— WORK TO COMPLETE —
Report the total number of lines that include the string "üzleti", without any other text.

— TASK INPUTS —
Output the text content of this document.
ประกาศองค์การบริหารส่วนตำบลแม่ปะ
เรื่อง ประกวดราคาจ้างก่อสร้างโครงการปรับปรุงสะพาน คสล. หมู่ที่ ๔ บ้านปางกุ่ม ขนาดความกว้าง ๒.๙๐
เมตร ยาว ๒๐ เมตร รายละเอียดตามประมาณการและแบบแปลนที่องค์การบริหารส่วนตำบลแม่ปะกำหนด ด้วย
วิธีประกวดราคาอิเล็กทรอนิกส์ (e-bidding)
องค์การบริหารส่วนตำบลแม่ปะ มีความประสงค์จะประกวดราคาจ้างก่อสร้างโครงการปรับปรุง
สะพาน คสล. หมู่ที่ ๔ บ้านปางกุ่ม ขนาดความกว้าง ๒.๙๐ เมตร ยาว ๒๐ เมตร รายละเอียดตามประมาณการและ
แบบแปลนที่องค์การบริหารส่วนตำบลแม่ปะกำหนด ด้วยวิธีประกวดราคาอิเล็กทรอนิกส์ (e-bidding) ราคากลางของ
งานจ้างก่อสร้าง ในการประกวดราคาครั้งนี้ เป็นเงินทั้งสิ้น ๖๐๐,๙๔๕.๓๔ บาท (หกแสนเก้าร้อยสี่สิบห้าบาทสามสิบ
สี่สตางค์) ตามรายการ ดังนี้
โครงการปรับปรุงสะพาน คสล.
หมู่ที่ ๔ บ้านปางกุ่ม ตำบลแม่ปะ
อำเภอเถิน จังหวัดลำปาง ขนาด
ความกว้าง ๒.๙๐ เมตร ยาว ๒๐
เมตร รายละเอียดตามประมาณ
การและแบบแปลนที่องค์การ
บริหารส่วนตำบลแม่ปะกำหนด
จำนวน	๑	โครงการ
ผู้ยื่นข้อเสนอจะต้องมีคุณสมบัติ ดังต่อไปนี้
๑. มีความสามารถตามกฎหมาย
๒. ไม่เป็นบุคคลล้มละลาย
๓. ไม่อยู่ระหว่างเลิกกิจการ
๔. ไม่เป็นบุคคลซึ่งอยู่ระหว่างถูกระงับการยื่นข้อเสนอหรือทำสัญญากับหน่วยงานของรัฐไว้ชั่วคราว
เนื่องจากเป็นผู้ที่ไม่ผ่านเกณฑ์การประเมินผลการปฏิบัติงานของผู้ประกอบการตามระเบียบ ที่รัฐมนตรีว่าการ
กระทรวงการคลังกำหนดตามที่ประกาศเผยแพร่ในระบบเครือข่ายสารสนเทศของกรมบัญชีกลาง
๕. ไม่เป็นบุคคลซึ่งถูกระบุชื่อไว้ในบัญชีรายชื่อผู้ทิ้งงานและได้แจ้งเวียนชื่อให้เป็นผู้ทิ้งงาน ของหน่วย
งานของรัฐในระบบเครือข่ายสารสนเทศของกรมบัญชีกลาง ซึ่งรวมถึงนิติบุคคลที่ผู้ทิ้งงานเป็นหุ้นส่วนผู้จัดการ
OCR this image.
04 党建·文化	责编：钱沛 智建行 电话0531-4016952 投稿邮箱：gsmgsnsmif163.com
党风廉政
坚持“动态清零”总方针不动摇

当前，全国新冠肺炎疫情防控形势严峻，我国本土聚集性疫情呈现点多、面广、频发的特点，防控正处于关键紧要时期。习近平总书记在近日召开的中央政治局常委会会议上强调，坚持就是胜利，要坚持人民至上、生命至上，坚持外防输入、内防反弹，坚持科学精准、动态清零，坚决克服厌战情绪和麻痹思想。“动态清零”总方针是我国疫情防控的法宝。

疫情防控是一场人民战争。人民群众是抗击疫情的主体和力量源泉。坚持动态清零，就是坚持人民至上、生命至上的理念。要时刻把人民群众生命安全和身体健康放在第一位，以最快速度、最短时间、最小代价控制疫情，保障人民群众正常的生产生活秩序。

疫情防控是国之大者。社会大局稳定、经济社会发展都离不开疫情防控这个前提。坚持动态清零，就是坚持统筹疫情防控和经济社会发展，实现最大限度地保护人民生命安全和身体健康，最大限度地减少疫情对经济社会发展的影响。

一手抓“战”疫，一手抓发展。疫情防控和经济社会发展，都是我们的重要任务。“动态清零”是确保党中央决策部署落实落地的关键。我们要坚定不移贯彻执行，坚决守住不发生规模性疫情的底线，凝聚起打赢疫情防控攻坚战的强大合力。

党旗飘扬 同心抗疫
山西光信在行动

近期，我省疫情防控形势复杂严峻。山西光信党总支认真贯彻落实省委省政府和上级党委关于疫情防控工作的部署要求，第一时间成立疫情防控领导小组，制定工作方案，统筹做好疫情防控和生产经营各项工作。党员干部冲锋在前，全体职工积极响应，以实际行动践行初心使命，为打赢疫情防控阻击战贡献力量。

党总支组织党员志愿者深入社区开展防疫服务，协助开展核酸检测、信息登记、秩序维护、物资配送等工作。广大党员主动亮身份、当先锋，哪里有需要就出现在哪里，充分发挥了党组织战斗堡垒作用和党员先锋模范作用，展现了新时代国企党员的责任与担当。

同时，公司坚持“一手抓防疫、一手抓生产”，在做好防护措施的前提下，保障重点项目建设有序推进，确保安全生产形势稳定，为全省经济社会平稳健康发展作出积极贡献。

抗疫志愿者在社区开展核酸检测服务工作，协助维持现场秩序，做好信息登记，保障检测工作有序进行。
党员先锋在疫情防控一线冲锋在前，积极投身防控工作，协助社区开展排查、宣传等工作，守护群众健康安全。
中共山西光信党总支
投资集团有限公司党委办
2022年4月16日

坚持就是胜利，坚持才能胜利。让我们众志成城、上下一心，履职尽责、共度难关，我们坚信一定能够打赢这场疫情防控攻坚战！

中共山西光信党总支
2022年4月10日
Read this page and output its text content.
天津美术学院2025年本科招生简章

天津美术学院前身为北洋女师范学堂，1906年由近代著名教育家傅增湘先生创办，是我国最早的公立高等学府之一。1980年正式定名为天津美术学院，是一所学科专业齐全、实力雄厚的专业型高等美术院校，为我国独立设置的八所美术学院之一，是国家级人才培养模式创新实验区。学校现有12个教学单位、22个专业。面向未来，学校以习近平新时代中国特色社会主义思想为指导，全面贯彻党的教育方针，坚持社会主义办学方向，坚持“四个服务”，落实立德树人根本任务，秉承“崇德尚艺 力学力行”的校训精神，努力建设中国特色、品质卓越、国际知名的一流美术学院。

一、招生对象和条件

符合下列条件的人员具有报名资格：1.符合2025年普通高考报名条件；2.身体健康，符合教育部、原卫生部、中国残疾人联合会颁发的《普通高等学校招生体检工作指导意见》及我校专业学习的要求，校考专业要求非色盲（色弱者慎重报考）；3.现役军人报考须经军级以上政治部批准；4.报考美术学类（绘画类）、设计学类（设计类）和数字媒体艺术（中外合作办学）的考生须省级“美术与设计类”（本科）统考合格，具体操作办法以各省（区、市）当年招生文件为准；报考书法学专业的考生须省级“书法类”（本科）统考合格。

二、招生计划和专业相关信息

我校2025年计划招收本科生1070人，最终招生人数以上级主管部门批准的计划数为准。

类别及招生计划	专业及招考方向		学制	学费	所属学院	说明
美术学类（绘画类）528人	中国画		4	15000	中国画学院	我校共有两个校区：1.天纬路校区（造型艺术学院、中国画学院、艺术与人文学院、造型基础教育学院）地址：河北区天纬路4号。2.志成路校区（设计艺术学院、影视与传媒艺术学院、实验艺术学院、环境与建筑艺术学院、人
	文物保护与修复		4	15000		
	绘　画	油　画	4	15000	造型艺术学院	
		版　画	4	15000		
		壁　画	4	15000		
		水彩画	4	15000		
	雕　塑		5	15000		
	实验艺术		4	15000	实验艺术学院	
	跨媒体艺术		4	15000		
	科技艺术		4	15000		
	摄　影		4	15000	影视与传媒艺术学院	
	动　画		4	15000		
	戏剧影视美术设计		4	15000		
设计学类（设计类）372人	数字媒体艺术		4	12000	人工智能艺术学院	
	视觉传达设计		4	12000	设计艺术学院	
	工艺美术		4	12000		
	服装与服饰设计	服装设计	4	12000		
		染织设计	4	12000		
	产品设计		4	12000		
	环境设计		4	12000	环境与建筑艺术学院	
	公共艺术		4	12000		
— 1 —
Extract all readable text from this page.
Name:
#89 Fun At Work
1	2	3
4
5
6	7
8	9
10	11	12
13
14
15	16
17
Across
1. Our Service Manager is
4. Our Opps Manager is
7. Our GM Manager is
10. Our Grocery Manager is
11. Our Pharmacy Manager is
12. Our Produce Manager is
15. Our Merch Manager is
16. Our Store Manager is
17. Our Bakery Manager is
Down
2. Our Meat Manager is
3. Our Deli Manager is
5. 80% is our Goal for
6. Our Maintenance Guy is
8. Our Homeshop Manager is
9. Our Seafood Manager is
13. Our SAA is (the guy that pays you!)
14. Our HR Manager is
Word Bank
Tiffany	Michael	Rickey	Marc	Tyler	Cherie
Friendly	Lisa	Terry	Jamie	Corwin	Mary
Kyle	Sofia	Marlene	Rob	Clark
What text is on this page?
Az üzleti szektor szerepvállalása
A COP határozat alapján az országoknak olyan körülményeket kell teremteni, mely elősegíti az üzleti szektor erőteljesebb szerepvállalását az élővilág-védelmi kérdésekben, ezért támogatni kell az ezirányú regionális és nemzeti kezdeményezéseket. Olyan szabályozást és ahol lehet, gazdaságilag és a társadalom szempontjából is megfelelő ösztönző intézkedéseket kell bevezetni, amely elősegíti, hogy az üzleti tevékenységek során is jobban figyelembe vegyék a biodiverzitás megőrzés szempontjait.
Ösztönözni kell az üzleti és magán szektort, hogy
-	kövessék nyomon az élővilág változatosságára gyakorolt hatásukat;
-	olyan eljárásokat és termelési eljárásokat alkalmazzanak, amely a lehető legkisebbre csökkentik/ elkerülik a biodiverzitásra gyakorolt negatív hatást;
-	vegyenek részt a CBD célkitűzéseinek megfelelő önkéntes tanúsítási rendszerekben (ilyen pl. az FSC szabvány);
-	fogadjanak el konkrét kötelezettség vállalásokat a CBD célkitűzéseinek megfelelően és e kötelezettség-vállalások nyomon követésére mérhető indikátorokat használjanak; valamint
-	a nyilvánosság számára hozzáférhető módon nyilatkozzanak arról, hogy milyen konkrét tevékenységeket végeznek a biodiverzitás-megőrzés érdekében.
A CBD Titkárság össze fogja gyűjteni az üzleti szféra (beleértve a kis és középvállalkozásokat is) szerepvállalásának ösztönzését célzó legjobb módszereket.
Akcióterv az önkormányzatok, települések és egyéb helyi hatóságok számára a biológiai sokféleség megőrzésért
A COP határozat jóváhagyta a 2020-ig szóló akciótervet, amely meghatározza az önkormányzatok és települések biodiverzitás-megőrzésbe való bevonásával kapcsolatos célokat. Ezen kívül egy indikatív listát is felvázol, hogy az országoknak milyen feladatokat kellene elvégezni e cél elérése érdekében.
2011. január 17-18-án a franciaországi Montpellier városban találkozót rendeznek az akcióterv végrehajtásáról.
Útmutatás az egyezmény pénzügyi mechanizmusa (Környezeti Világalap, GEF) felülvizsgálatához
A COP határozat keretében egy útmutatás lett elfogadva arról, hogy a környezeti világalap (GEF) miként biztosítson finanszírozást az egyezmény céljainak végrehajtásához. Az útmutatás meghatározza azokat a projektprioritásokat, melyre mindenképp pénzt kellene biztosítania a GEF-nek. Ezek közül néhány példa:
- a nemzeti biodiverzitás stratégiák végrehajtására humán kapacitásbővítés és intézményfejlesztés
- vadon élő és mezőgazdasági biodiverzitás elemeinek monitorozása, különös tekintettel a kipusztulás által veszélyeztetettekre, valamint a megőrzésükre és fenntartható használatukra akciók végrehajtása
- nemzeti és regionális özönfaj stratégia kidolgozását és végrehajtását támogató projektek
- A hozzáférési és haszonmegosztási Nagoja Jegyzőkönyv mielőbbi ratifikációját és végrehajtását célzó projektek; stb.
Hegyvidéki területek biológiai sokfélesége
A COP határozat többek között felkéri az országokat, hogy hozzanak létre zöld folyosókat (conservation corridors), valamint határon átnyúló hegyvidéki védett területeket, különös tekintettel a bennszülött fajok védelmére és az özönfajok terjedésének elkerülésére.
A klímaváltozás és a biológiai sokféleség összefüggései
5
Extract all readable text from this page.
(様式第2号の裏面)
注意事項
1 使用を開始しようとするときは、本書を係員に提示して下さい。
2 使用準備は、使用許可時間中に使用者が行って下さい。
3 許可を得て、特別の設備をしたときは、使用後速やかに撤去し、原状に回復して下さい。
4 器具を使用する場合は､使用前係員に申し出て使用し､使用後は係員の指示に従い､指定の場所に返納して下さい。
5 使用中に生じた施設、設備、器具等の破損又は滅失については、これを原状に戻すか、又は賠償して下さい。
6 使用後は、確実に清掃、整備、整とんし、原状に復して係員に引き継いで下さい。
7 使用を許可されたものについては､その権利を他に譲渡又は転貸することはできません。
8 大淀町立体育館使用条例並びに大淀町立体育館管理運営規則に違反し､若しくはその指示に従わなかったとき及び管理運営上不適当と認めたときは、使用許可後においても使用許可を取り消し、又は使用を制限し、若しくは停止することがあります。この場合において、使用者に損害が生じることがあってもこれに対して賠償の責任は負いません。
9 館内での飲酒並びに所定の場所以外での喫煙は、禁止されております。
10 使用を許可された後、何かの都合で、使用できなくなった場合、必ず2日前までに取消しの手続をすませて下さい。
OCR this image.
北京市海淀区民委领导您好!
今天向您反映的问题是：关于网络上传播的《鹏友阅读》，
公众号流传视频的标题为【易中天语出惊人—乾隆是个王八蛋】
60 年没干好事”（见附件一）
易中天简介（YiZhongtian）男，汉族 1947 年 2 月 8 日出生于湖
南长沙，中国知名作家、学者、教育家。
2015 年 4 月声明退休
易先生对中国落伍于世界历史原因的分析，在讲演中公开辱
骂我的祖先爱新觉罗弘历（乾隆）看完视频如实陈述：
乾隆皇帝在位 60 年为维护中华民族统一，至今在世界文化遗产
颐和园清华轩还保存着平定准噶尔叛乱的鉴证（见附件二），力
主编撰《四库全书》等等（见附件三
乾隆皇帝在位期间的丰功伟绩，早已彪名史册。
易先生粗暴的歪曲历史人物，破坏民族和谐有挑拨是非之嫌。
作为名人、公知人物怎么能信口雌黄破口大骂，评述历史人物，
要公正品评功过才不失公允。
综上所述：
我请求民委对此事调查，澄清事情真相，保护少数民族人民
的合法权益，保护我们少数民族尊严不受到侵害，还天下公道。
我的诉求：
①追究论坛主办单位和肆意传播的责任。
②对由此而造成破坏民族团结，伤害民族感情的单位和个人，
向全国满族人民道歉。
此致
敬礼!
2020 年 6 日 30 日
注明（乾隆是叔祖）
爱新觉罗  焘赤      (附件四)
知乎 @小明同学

— SOLUTION —
4